◆ EXERCISE PROMPT
Write each line out again exactly as written.

◆ STORED RECORDS
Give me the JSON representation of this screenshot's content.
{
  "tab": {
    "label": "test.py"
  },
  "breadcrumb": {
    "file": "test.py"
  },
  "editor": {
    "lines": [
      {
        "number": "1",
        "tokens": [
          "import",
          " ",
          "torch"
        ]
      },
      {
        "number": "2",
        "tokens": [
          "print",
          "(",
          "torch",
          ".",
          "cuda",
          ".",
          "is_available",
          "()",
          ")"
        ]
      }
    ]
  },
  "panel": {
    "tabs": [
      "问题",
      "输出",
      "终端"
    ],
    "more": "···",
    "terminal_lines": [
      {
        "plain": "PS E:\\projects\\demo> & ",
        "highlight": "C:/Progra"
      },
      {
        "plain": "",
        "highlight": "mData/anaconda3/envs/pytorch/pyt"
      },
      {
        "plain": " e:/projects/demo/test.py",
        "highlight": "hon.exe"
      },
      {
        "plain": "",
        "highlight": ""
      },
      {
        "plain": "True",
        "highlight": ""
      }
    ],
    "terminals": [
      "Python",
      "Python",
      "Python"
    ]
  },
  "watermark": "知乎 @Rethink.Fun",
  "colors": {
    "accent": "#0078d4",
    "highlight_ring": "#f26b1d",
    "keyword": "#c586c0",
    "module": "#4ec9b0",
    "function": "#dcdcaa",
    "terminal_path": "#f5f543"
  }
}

◆ RESPONSE TO THE EXERCISE
Give me the JSON representation of this screenshot's content.
{
  "tab": {
    "label": "test.py"
  },
  "breadcrumb": {
    "file": "test.py"
  },
  "editor": {
    "lines": [
      {
        "number": "1",
        "tokens": [
          "import",
          " ",
          "torch"
        ]
      },
      {
        "number": "2",
        "tokens": [
          "print",
          "(",
          "torch",
          ".",
          "cuda",
          ".",
          "is_available",
          "()",
          ")"
        ]
      }
    ]
  },
  "panel": {
    "tabs": [
      "问题",
      "输出",
      "终端"
    ],
    "more": "···",
    "terminal_lines": [
      {
        "plain": "PS E:\\projects\\demo> & ",
        "highlight": "C:/Progra"
      },
      {
        "plain": "",
        "highlight": "mData/anaconda3/envs/pytorch/pyt"
      },
      {
        "plain": " e:/projects/demo/test.py",
        "highlight": "hon.exe"
      },
      {
        "plain": "",
        "highlight": ""
      },
      {
        "plain": "True",
        "highlight": ""
      }
    ],
    "terminals": [
      "Python",
      "Python",
      "Python"
    ]
  },
  "watermark": "知乎 @Rethink.Fun",
  "colors": {
    "accent": "#0078d4",
    "highlight_ring": "#f26b1d",
    "keyword": "#c586c0",
    "module": "#4ec9b0",
    "function": "#dcdcaa",
    "terminal_path": "#f5f543"
  }
}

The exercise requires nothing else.